_Stated task_: Find the lines that hold the word "label" and return them.

_Data_:
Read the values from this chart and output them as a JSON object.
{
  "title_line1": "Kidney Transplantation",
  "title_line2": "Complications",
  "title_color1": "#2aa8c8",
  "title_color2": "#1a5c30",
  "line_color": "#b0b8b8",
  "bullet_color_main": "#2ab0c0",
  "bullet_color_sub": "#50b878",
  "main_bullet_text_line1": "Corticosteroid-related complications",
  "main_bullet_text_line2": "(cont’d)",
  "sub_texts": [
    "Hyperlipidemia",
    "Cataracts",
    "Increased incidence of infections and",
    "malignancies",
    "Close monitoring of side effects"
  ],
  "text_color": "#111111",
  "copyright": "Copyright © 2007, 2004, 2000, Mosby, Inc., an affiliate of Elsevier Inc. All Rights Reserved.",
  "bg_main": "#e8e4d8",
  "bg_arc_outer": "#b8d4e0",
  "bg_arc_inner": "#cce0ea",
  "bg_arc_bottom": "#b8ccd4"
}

* * *

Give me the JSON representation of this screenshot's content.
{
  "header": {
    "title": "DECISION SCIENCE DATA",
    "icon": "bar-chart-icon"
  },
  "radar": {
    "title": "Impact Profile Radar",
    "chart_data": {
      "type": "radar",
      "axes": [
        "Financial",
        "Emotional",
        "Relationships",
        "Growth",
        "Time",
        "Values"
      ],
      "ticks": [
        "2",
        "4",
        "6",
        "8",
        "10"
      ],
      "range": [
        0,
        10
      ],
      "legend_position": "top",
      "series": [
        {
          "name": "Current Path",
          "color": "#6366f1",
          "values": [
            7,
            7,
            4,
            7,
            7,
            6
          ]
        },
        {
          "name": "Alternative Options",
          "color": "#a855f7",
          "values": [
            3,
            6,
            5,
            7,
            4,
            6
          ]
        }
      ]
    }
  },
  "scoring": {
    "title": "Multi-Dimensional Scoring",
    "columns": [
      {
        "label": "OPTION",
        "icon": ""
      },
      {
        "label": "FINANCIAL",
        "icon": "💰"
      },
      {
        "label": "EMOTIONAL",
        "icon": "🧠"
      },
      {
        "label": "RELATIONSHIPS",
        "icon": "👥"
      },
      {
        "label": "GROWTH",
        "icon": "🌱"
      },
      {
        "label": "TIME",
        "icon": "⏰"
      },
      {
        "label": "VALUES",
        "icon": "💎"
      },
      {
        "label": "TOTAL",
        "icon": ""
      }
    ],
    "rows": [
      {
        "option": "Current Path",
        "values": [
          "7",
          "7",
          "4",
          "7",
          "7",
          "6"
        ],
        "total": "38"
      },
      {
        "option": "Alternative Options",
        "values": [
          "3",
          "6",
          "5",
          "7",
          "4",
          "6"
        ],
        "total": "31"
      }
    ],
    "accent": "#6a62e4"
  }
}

_Response to this task_:
        "label": "OPTION",
        "label": "FINANCIAL",
        "label": "EMOTIONAL",
        "label": "RELATIONSHIPS",
        "label": "GROWTH",
        "label": "TIME",
        "label": "VALUES",
        "label": "TOTAL",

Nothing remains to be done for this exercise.